- **Description of the task**
Provide only the number of lines in the data below that contain the string "text".

- **Given entries**

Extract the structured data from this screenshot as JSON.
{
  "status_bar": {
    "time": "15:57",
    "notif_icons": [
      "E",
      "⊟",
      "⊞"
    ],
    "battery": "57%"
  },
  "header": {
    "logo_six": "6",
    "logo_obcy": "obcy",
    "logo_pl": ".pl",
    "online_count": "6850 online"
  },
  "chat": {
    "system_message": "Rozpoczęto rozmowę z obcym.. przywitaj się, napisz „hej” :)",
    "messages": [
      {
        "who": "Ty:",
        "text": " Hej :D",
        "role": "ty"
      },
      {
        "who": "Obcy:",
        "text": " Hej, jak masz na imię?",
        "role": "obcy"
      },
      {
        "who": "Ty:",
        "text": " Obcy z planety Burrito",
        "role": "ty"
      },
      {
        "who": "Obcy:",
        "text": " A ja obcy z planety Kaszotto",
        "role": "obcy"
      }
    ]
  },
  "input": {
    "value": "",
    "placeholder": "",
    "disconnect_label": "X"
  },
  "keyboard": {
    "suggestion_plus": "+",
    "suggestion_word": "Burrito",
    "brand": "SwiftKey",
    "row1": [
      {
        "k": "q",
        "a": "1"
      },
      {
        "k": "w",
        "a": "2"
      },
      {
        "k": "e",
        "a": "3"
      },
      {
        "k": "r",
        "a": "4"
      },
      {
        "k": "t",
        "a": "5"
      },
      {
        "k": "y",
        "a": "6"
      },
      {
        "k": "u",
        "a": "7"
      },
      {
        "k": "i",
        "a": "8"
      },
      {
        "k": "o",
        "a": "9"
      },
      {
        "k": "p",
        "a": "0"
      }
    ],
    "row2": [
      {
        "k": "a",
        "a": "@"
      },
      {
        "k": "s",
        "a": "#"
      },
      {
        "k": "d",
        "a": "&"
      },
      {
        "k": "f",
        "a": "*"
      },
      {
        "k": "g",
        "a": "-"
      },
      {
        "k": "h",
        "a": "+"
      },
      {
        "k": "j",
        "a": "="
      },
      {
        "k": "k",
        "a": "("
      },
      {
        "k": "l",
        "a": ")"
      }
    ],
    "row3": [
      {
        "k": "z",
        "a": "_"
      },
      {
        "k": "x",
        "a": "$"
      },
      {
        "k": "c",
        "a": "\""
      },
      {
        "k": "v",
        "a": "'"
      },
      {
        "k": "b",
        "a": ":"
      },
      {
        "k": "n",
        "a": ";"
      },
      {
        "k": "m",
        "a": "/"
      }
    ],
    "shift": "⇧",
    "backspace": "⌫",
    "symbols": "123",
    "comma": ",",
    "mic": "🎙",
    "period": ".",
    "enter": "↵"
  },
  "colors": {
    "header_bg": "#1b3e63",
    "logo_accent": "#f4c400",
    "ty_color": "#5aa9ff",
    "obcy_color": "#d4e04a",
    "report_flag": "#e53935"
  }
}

- **The response**
4